What is expected
Give only the number of lines below that contain the word "Dzień".

[Saved entries]
○ ○ ○

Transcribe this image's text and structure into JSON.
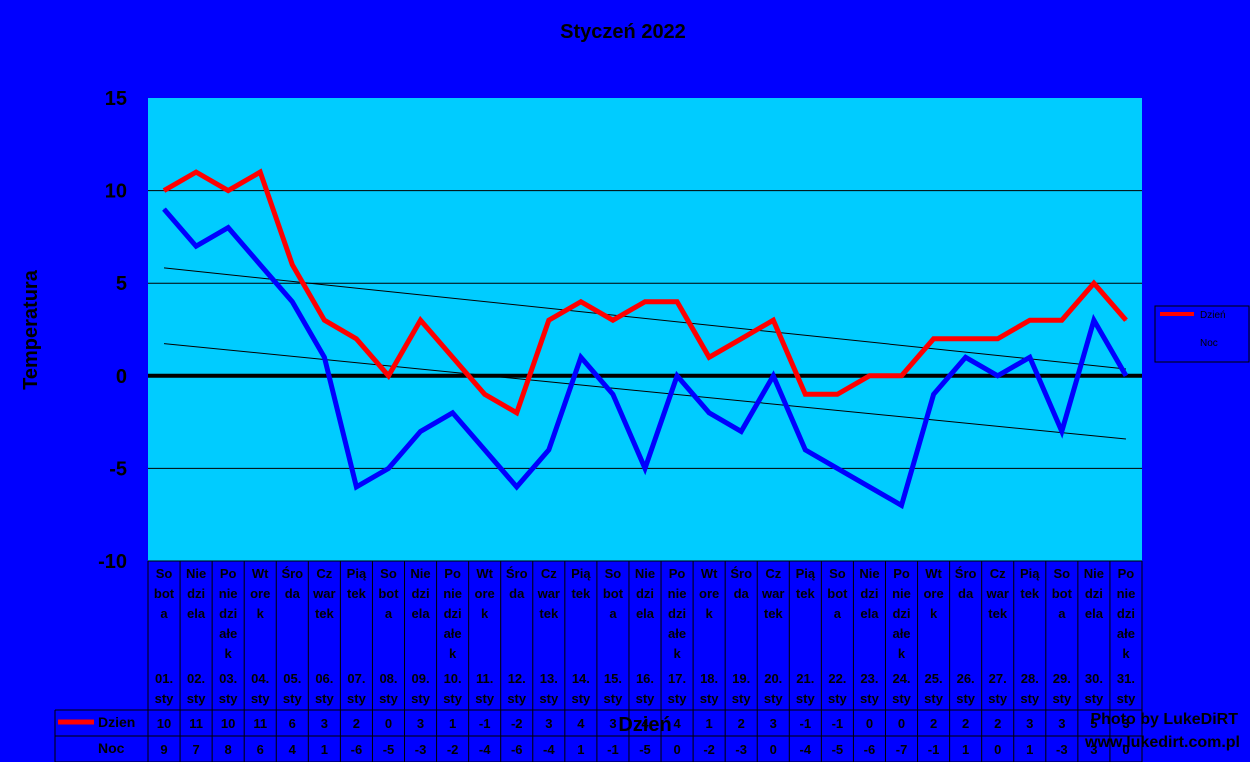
{
  "chart_data": {
    "type": "line",
    "title": "Styczeń 2022",
    "ylabel": "Temperatura",
    "xlabel": "Dzień",
    "ylim": [
      -10,
      15
    ],
    "yticks": [
      "15",
      "10",
      "5",
      "0",
      "-5",
      "-10"
    ],
    "grid": true,
    "legend_position": "right",
    "weekdays": [
      [
        "So",
        "bot",
        "a"
      ],
      [
        "Nie",
        "dzi",
        "ela"
      ],
      [
        "Po",
        "nie",
        "dzi",
        "ałe",
        "k"
      ],
      [
        "Wt",
        "ore",
        "k"
      ],
      [
        "Śro",
        "da"
      ],
      [
        "Cz",
        "war",
        "tek"
      ],
      [
        "Pią",
        "tek"
      ],
      [
        "So",
        "bot",
        "a"
      ],
      [
        "Nie",
        "dzi",
        "ela"
      ],
      [
        "Po",
        "nie",
        "dzi",
        "ałe",
        "k"
      ],
      [
        "Wt",
        "ore",
        "k"
      ],
      [
        "Śro",
        "da"
      ],
      [
        "Cz",
        "war",
        "tek"
      ],
      [
        "Pią",
        "tek"
      ],
      [
        "So",
        "bot",
        "a"
      ],
      [
        "Nie",
        "dzi",
        "ela"
      ],
      [
        "Po",
        "nie",
        "dzi",
        "ałe",
        "k"
      ],
      [
        "Wt",
        "ore",
        "k"
      ],
      [
        "Śro",
        "da"
      ],
      [
        "Cz",
        "war",
        "tek"
      ],
      [
        "Pią",
        "tek"
      ],
      [
        "So",
        "bot",
        "a"
      ],
      [
        "Nie",
        "dzi",
        "ela"
      ],
      [
        "Po",
        "nie",
        "dzi",
        "ałe",
        "k"
      ],
      [
        "Wt",
        "ore",
        "k"
      ],
      [
        "Śro",
        "da"
      ],
      [
        "Cz",
        "war",
        "tek"
      ],
      [
        "Pią",
        "tek"
      ],
      [
        "So",
        "bot",
        "a"
      ],
      [
        "Nie",
        "dzi",
        "ela"
      ],
      [
        "Po",
        "nie",
        "dzi",
        "ałe",
        "k"
      ]
    ],
    "dates": [
      "01.",
      "02.",
      "03.",
      "04.",
      "05.",
      "06.",
      "07.",
      "08.",
      "09.",
      "10.",
      "11.",
      "12.",
      "13.",
      "14.",
      "15.",
      "16.",
      "17.",
      "18.",
      "19.",
      "20.",
      "21.",
      "22.",
      "23.",
      "24.",
      "25.",
      "26.",
      "27.",
      "28.",
      "29.",
      "30.",
      "31."
    ],
    "month_label": "sty",
    "series": [
      {
        "name": "Dzień",
        "legend_label": "Dzień",
        "table_label": "Dzien",
        "color": "#FF0000",
        "values": [
          10,
          11,
          10,
          11,
          6,
          3,
          2,
          0,
          3,
          1,
          -1,
          -2,
          3,
          4,
          3,
          4,
          4,
          1,
          2,
          3,
          -1,
          -1,
          0,
          0,
          2,
          2,
          2,
          3,
          3,
          5,
          3
        ]
      },
      {
        "name": "Noc",
        "legend_label": "Noc",
        "table_label": "Noc",
        "color": "#0000FF",
        "values": [
          9,
          7,
          8,
          6,
          4,
          1,
          -6,
          -5,
          -3,
          -2,
          -4,
          -6,
          -4,
          1,
          -1,
          -5,
          0,
          -2,
          -3,
          0,
          -4,
          -5,
          -6,
          -7,
          -1,
          1,
          0,
          1,
          -3,
          3,
          0
        ]
      }
    ],
    "plot_background": "#00CCFF",
    "page_background": "#0000FF"
  },
  "credit": {
    "line1": "Photo by LukeDiRT",
    "line2": "www.lukedirt.com.pl"
  }
}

○ ○ ○

Problem solution
3